Required task
In the material below, find how many lines contain the string "screenshot". Write only that number.
# start of Records shown
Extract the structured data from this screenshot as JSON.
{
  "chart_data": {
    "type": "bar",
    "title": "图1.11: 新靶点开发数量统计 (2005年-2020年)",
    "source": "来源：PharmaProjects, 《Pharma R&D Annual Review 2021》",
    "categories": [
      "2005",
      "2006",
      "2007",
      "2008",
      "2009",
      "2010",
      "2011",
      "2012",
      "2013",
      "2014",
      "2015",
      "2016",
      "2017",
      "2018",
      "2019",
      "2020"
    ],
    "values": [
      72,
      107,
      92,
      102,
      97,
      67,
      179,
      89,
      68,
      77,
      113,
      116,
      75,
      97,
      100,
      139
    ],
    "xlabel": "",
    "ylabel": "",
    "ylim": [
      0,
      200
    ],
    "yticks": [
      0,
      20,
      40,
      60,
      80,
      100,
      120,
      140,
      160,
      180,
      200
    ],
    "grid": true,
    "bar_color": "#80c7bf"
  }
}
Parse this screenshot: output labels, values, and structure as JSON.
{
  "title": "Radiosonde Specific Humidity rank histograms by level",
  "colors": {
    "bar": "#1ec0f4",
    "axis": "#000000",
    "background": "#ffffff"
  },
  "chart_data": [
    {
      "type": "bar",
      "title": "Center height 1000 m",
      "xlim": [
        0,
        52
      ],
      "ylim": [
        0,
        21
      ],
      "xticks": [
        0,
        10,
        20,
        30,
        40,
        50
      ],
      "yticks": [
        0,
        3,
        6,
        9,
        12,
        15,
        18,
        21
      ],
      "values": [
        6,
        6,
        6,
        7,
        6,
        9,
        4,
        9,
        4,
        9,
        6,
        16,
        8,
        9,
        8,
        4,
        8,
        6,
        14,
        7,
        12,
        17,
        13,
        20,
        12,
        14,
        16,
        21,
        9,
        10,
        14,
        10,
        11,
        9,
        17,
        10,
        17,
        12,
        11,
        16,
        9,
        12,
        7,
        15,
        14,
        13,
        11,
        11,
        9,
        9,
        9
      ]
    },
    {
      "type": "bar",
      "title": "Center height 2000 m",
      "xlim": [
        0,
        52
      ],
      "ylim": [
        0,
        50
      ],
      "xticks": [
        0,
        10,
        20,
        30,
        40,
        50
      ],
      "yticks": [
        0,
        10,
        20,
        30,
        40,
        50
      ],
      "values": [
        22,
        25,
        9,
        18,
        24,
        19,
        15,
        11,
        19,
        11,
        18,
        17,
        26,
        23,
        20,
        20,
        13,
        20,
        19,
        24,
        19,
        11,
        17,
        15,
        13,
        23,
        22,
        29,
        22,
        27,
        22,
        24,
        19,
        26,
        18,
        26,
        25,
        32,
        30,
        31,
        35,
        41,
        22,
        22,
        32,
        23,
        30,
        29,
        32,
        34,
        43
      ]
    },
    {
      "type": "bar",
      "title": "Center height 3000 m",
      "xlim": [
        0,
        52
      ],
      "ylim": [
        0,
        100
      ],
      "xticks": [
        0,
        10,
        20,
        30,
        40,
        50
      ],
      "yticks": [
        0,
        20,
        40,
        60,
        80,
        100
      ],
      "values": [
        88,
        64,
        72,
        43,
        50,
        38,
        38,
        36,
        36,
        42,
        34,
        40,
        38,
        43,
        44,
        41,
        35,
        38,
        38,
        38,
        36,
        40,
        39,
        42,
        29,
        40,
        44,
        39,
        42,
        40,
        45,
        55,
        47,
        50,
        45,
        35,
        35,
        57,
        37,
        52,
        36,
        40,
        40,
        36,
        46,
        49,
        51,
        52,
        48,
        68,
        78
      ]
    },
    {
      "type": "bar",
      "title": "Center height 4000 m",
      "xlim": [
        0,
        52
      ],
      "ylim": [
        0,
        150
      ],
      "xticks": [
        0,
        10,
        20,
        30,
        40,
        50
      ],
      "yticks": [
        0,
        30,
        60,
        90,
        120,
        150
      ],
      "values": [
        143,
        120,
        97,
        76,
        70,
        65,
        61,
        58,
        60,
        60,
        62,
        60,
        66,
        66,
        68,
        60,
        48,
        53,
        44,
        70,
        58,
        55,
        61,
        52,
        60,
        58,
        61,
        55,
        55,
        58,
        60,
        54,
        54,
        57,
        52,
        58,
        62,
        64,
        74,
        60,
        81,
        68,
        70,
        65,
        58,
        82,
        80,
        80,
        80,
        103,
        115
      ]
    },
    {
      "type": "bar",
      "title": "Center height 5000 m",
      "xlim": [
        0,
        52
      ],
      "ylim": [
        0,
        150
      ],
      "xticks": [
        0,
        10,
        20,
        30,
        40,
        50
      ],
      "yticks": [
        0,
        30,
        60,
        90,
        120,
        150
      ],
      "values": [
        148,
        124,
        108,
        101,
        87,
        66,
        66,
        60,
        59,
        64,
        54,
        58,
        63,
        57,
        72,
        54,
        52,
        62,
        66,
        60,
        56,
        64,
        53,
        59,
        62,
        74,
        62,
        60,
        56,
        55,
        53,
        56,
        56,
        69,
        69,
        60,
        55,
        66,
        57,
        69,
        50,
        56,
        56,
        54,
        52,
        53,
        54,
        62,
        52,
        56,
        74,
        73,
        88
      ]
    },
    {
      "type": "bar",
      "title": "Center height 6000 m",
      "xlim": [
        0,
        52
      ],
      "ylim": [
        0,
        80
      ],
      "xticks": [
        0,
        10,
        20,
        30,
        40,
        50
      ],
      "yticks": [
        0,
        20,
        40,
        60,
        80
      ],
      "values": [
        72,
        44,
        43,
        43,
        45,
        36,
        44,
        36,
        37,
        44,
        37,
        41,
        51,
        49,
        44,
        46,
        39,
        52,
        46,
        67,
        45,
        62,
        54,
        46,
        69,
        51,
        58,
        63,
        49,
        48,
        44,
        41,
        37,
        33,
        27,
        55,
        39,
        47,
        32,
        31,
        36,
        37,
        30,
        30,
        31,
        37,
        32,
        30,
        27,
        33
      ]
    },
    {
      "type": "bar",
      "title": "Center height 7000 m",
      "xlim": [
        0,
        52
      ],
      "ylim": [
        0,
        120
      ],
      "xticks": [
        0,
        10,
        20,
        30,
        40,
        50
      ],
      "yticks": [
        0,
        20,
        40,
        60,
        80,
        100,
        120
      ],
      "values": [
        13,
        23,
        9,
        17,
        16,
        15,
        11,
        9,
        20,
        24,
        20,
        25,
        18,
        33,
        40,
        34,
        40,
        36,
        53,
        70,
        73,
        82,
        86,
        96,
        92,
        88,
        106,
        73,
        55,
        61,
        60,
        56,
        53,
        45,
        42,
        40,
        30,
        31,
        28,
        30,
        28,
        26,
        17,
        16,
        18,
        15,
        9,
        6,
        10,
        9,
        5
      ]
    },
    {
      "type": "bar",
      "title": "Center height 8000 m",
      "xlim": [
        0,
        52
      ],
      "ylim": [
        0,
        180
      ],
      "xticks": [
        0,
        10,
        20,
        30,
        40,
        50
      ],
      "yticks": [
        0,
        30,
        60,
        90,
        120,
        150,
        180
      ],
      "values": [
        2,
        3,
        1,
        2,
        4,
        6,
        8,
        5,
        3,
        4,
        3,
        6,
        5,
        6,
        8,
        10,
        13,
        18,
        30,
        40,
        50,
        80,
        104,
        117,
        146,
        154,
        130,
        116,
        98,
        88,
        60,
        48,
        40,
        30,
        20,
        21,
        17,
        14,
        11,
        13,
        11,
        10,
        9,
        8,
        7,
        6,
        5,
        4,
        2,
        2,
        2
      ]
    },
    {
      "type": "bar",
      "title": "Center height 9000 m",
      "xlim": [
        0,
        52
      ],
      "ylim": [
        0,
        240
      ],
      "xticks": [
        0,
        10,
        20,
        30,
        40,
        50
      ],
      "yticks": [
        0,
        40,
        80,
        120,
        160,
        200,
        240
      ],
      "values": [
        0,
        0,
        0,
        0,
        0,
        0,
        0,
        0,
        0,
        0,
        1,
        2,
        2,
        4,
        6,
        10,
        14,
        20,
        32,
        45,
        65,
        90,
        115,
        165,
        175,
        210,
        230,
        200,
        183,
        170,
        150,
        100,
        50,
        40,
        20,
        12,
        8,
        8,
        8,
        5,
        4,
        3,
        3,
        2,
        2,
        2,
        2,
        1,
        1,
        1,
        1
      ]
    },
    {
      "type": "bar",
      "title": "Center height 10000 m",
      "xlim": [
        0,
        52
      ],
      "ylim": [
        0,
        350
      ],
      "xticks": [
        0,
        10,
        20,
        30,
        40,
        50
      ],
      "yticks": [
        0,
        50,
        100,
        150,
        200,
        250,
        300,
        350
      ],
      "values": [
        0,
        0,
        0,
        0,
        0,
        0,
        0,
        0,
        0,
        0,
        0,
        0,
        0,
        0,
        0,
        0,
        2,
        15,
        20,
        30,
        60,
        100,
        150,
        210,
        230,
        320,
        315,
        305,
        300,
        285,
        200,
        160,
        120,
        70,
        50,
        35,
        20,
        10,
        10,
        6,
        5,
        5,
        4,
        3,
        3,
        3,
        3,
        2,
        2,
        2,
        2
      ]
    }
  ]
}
# end of Records shown
Final result
2